● **Stated problem**: Quote the listing in full, exactly as given, minus any pictures.

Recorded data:
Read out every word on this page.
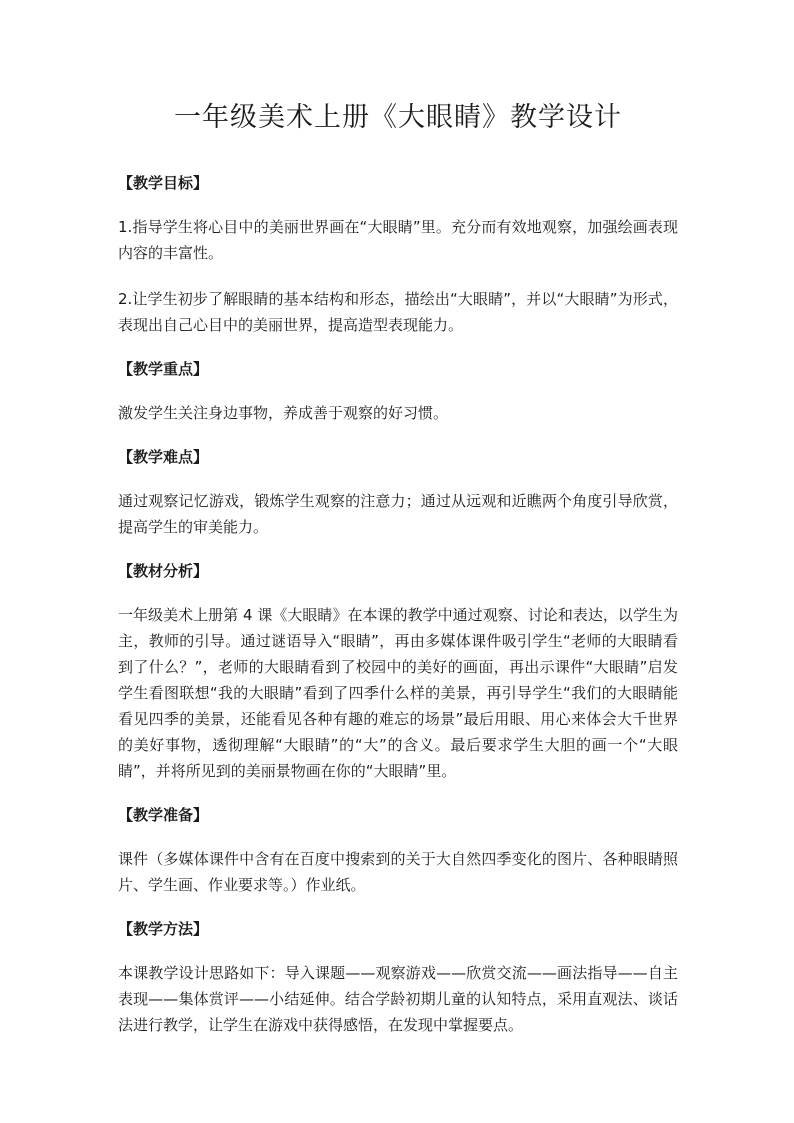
一年级美术上册《大眼睛》教学设计
【教学目标】

1.指导学生将心目中的美丽世界画在“大眼睛”里。充分而有效地观察，加强绘画表现内容的丰富性。

2.让学生初步了解眼睛的基本结构和形态，描绘出“大眼睛”，并以“大眼睛”为形式，表现出自己心目中的美丽世界，提高造型表现能力。

【教学重点】

激发学生关注身边事物，养成善于观察的好习惯。

【教学难点】

通过观察记忆游戏，锻炼学生观察的注意力；通过从远观和近瞧两个角度引导欣赏，提高学生的审美能力。

【教材分析】

一年级美术上册第 4 课《大眼睛》在本课的教学中通过观察、讨论和表达，以学生为主，教师的引导。通过谜语导入“眼睛”，再由多媒体课件吸引学生“老师的大眼睛看到了什么？”，老师的大眼睛看到了校园中的美好的画面，再出示课件“大眼睛”启发学生看图联想“我的大眼睛”看到了四季什么样的美景，再引导学生“我们的大眼睛能看见四季的美景，还能看见各种有趣的难忘的场景”最后用眼、用心来体会大千世界的美好事物，透彻理解“大眼睛”的“大”的含义。最后要求学生大胆的画一个“大眼睛”，并将所见到的美丽景物画在你的“大眼睛”里。

【教学准备】

课件（多媒体课件中含有在百度中搜索到的关于大自然四季变化的图片、各种眼睛照片、学生画、作业要求等。）作业纸。

【教学方法】

本课教学设计思路如下：导入课题——观察游戏——欣赏交流——画法指导——自主表现——集体赏评——小结延伸。结合学龄初期儿童的认知特点，采用直观法、谈话法进行教学，让学生在游戏中获得感悟，在发现中掌握要点。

● **Worked solution**:
Read out every word on this page.
一年级美术上册《大眼睛》教学设计
【教学目标】

1.指导学生将心目中的美丽世界画在“大眼睛”里。充分而有效地观察，加强绘画表现内容的丰富性。

2.让学生初步了解眼睛的基本结构和形态，描绘出“大眼睛”，并以“大眼睛”为形式，表现出自己心目中的美丽世界，提高造型表现能力。

【教学重点】

激发学生关注身边事物，养成善于观察的好习惯。

【教学难点】

通过观察记忆游戏，锻炼学生观察的注意力；通过从远观和近瞧两个角度引导欣赏，提高学生的审美能力。

【教材分析】

一年级美术上册第 4 课《大眼睛》在本课的教学中通过观察、讨论和表达，以学生为主，教师的引导。通过谜语导入“眼睛”，再由多媒体课件吸引学生“老师的大眼睛看到了什么？”，老师的大眼睛看到了校园中的美好的画面，再出示课件“大眼睛”启发学生看图联想“我的大眼睛”看到了四季什么样的美景，再引导学生“我们的大眼睛能看见四季的美景，还能看见各种有趣的难忘的场景”最后用眼、用心来体会大千世界的美好事物，透彻理解“大眼睛”的“大”的含义。最后要求学生大胆的画一个“大眼睛”，并将所见到的美丽景物画在你的“大眼睛”里。

【教学准备】

课件（多媒体课件中含有在百度中搜索到的关于大自然四季变化的图片、各种眼睛照片、学生画、作业要求等。）作业纸。

【教学方法】

本课教学设计思路如下：导入课题——观察游戏——欣赏交流——画法指导——自主表现——集体赏评——小结延伸。结合学龄初期儿童的认知特点，采用直观法、谈话法进行教学，让学生在游戏中获得感悟，在发现中掌握要点。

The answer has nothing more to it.